═════ Information shown ═════

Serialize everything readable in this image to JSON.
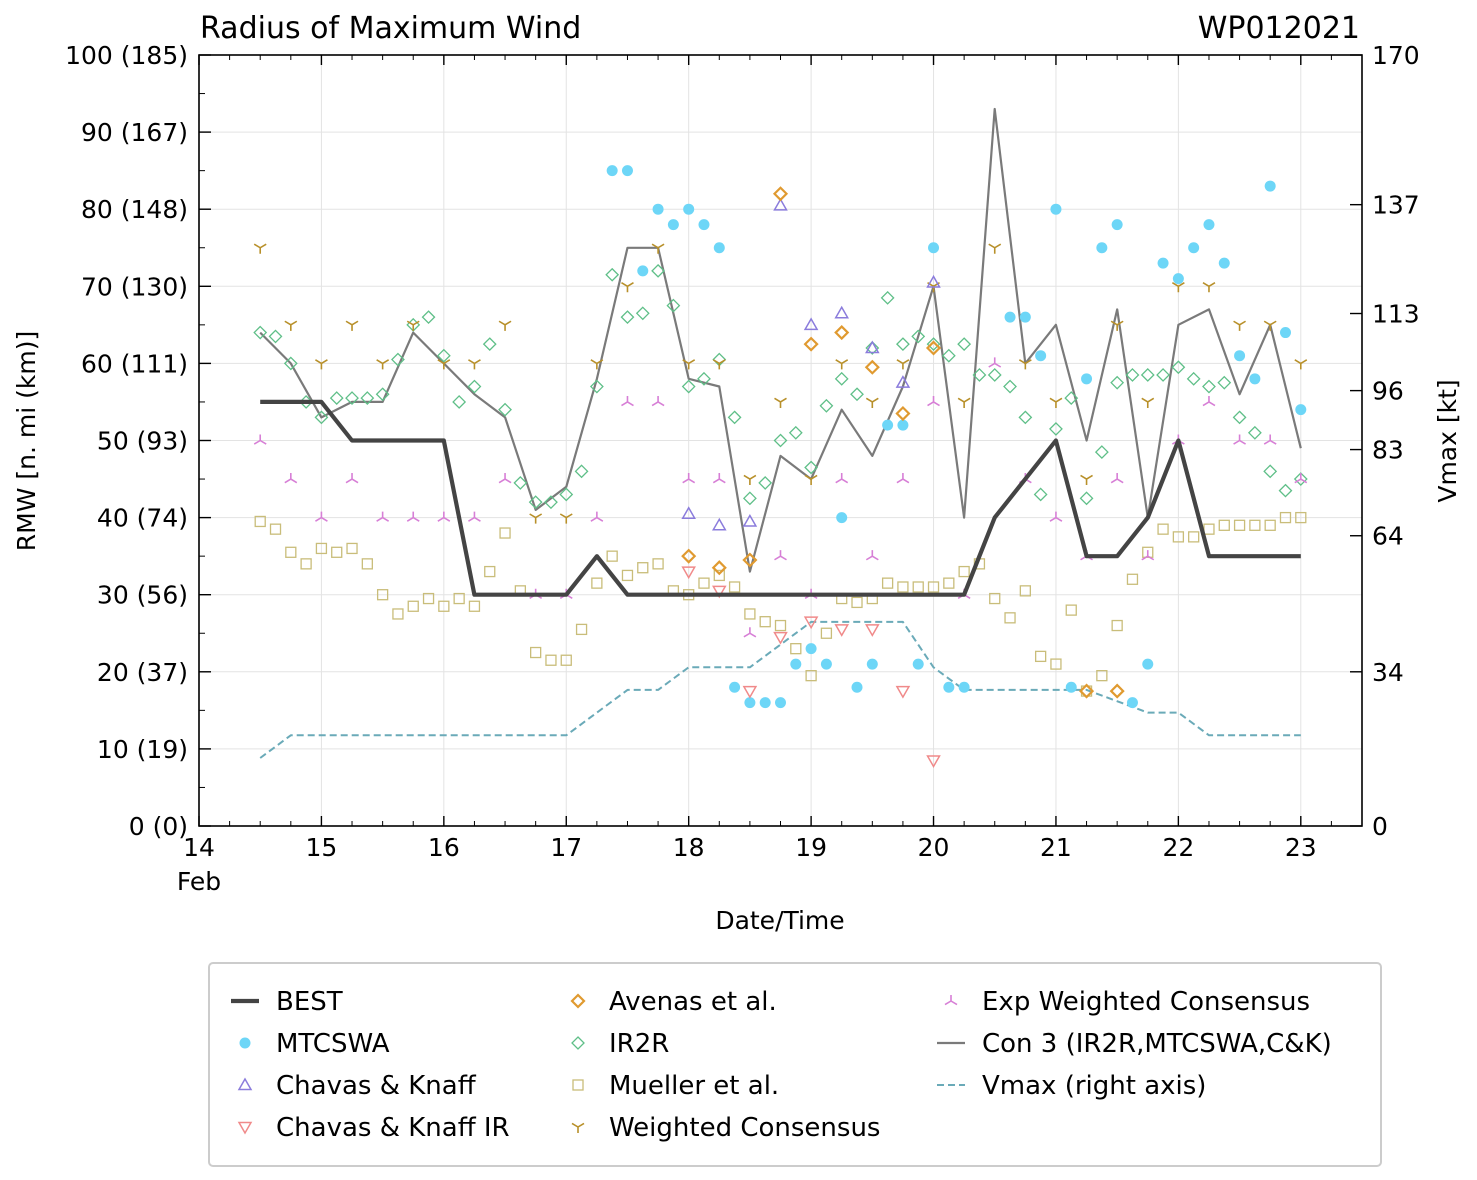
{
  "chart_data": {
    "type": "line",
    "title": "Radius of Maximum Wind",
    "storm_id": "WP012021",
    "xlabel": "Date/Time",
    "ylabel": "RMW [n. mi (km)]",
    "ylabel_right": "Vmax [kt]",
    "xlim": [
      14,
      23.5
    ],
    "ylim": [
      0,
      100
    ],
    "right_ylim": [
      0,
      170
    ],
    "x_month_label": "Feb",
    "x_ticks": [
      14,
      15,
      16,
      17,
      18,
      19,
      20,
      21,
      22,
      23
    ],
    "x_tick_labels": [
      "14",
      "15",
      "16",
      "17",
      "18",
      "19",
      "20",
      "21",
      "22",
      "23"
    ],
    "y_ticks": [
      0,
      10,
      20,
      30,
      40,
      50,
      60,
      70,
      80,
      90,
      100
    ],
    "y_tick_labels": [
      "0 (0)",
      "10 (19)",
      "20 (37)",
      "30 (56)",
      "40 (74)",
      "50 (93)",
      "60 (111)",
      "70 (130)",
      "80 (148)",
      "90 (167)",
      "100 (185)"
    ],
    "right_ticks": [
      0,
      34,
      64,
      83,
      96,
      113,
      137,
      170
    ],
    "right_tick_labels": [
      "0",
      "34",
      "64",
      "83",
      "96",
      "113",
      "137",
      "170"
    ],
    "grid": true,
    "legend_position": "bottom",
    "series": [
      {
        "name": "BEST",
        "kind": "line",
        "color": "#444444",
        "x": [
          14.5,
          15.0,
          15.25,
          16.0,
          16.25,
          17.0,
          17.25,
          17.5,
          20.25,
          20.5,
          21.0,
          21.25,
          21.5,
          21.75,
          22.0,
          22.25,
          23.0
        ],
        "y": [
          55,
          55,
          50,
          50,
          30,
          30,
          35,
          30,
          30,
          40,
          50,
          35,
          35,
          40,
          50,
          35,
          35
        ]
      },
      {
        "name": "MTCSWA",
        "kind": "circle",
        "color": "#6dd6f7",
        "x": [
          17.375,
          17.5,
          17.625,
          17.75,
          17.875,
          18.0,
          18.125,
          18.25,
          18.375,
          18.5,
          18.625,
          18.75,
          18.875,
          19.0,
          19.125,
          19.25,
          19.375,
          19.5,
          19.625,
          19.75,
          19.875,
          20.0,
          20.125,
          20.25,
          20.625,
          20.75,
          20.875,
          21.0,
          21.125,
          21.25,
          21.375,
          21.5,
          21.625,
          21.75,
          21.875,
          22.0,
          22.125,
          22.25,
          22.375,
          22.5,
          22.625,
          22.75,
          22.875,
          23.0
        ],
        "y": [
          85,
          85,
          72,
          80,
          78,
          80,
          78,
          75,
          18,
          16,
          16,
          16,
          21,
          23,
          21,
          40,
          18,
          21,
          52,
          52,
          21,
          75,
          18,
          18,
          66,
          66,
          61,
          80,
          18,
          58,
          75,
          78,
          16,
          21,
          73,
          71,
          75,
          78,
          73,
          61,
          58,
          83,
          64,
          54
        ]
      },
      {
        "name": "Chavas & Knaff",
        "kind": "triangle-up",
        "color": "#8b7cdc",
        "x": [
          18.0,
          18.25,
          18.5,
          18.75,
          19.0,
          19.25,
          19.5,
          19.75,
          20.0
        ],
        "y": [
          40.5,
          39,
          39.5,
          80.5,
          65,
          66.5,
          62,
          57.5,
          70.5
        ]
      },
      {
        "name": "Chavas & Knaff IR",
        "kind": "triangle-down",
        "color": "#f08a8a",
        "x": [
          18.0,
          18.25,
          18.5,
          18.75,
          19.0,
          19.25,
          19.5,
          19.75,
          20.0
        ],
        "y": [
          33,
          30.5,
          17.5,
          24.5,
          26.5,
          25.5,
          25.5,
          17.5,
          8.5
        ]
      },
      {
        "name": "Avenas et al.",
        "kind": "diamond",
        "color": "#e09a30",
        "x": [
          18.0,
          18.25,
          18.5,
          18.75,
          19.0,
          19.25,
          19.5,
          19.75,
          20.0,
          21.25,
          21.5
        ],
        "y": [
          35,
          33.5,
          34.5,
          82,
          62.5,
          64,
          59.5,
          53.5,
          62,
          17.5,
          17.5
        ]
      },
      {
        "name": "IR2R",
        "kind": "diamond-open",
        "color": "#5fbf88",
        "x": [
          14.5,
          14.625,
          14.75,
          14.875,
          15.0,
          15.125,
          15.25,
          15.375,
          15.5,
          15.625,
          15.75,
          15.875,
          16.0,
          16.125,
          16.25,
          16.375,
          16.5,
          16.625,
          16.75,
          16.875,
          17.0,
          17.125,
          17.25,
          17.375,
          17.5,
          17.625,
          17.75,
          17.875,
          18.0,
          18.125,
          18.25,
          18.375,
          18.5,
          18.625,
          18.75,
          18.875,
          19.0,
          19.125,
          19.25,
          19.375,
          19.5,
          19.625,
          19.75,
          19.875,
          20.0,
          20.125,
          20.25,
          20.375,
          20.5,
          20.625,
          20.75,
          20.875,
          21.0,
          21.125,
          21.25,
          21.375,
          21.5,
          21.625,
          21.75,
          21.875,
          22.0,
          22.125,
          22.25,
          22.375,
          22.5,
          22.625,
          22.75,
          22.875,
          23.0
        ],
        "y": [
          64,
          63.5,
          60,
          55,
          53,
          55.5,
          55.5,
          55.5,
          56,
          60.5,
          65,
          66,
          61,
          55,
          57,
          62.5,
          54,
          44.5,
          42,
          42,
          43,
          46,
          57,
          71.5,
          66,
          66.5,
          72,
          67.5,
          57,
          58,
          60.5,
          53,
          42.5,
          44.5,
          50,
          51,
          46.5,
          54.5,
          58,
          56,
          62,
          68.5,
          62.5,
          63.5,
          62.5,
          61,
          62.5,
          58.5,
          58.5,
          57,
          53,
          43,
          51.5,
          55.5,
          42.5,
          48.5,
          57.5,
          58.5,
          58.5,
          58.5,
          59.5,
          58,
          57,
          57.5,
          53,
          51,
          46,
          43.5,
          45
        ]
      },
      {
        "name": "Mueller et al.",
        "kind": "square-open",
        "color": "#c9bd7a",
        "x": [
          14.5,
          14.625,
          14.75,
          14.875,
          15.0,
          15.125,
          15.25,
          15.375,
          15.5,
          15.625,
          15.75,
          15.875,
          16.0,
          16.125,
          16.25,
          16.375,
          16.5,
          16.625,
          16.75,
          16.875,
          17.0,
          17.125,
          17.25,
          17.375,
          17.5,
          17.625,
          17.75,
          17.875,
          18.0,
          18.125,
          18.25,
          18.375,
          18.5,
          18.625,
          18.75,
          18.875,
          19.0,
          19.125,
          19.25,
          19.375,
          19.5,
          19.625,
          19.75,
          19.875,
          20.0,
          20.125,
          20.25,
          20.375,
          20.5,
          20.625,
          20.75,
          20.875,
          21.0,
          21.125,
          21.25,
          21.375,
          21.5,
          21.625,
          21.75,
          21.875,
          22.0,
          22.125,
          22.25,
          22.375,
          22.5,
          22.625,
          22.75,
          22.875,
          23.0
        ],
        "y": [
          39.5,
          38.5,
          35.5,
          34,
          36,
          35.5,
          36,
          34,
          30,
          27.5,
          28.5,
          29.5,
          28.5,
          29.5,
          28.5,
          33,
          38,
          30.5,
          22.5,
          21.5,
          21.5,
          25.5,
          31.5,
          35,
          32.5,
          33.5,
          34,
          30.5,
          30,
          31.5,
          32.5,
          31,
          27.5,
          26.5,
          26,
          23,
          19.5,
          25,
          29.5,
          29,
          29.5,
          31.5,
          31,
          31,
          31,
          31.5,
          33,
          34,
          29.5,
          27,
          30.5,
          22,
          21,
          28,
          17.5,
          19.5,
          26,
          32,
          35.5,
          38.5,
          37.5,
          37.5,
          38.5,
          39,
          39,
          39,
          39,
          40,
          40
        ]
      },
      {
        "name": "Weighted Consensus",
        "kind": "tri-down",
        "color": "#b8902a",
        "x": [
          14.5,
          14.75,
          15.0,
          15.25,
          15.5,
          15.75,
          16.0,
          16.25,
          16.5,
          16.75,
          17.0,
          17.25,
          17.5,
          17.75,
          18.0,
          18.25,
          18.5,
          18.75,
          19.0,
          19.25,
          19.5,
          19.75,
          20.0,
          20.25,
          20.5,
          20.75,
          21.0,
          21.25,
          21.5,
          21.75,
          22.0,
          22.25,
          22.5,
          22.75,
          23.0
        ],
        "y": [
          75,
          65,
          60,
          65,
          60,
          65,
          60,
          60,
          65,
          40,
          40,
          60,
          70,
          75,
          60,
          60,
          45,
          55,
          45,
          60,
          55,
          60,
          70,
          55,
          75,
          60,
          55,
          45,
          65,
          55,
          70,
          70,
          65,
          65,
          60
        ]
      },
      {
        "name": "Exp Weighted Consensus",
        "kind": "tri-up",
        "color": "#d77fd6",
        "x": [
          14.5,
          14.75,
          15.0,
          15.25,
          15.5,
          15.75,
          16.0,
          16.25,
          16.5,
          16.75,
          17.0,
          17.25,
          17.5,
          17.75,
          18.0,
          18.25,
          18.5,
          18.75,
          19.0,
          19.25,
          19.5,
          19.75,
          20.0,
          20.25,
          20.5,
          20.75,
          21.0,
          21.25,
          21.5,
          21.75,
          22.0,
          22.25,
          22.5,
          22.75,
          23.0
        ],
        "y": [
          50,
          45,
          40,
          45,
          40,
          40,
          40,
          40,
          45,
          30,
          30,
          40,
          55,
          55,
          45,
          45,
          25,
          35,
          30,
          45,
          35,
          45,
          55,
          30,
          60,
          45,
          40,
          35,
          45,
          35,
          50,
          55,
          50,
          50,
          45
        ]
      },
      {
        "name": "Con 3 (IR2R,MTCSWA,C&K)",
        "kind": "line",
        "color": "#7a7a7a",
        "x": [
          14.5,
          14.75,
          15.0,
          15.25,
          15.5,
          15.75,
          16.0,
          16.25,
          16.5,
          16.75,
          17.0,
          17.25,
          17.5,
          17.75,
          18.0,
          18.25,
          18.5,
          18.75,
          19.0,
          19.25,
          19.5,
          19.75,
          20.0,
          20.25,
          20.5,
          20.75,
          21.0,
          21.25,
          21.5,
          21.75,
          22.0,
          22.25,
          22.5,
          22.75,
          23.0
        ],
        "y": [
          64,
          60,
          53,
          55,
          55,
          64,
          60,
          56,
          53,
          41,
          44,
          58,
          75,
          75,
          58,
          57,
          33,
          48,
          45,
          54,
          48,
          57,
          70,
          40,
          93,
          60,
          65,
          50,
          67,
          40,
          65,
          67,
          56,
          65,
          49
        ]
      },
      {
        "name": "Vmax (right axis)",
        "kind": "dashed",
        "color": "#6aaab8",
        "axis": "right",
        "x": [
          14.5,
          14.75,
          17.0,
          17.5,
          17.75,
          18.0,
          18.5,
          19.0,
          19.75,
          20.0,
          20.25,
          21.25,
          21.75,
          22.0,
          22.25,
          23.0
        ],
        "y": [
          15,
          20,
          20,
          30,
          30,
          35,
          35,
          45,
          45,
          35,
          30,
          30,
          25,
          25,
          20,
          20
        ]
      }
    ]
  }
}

═════
═════ Information shown ═════

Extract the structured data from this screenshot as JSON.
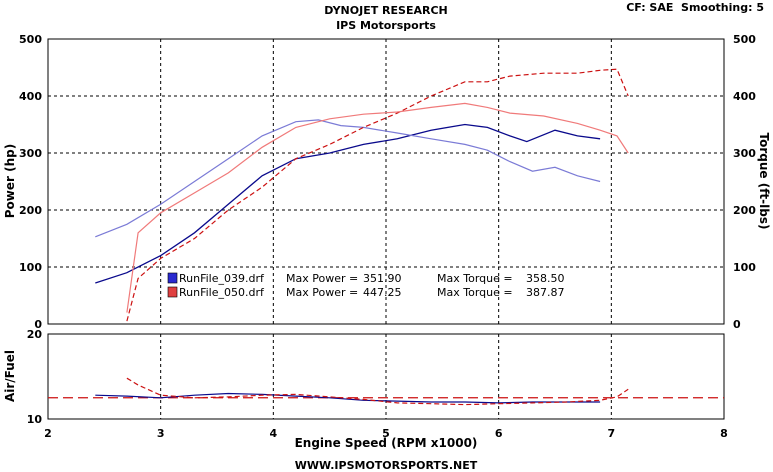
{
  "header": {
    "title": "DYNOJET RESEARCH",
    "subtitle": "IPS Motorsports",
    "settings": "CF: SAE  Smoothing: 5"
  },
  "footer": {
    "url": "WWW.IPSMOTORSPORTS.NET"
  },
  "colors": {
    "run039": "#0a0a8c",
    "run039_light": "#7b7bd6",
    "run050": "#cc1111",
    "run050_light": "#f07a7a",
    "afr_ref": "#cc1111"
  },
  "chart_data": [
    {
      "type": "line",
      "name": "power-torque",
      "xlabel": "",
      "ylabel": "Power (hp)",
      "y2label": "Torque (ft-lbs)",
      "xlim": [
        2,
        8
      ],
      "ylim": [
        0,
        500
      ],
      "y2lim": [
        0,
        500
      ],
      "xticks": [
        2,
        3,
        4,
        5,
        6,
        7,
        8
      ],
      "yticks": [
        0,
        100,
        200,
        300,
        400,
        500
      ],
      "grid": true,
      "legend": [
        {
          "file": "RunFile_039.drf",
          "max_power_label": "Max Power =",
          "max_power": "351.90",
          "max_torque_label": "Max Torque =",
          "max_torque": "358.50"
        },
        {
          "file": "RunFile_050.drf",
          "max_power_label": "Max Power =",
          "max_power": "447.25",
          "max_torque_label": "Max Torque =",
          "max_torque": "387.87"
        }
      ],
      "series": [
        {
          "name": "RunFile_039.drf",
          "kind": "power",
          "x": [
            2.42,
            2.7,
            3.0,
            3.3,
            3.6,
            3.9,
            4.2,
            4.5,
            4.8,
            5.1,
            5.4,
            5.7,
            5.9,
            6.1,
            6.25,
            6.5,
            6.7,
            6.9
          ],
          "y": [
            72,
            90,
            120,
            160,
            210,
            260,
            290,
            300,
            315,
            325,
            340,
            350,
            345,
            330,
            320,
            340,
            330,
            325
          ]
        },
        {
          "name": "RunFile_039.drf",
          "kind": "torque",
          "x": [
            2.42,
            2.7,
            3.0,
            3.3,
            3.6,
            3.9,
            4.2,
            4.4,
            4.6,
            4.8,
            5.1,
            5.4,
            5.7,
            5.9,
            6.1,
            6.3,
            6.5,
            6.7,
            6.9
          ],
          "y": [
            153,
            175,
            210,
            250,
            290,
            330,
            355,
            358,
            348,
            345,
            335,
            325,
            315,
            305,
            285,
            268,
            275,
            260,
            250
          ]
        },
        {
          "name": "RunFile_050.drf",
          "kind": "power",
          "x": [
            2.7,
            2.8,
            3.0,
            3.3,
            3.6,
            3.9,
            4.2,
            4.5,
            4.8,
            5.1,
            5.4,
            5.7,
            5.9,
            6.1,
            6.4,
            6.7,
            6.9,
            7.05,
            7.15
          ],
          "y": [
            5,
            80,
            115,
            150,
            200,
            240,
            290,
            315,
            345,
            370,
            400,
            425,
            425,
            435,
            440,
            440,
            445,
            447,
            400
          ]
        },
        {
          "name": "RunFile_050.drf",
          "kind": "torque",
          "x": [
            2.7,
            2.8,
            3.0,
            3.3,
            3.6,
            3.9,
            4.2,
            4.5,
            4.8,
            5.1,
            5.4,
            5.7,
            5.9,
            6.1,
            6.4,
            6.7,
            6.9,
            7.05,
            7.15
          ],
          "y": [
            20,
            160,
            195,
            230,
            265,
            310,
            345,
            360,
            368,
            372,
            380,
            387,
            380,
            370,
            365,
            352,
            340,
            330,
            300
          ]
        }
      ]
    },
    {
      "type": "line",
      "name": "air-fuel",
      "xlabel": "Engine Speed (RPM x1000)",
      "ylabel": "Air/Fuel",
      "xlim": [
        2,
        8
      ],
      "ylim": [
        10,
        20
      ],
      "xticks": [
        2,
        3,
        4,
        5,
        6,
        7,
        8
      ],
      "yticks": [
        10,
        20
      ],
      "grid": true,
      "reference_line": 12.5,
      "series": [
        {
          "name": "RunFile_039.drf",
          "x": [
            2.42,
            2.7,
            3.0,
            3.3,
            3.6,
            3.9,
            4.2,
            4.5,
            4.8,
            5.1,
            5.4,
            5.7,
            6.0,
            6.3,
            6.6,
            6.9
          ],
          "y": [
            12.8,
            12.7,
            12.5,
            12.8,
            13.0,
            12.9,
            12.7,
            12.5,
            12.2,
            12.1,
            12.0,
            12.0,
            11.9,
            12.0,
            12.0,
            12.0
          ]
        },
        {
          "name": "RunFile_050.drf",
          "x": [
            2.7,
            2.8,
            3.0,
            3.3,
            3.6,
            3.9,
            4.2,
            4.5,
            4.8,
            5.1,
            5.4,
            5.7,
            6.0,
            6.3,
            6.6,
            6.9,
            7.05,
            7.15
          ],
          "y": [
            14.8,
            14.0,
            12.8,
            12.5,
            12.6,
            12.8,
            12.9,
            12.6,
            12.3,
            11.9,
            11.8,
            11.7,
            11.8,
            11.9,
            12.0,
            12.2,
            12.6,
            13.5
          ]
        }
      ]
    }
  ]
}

═════

■ Job:
Return every line in the listing that contains the word "xlabel".

■ Exercise result:
    "xlabel": "Date/Time",
      "xlabel": "",
      "xlabel": "Engine Speed (RPM x1000)",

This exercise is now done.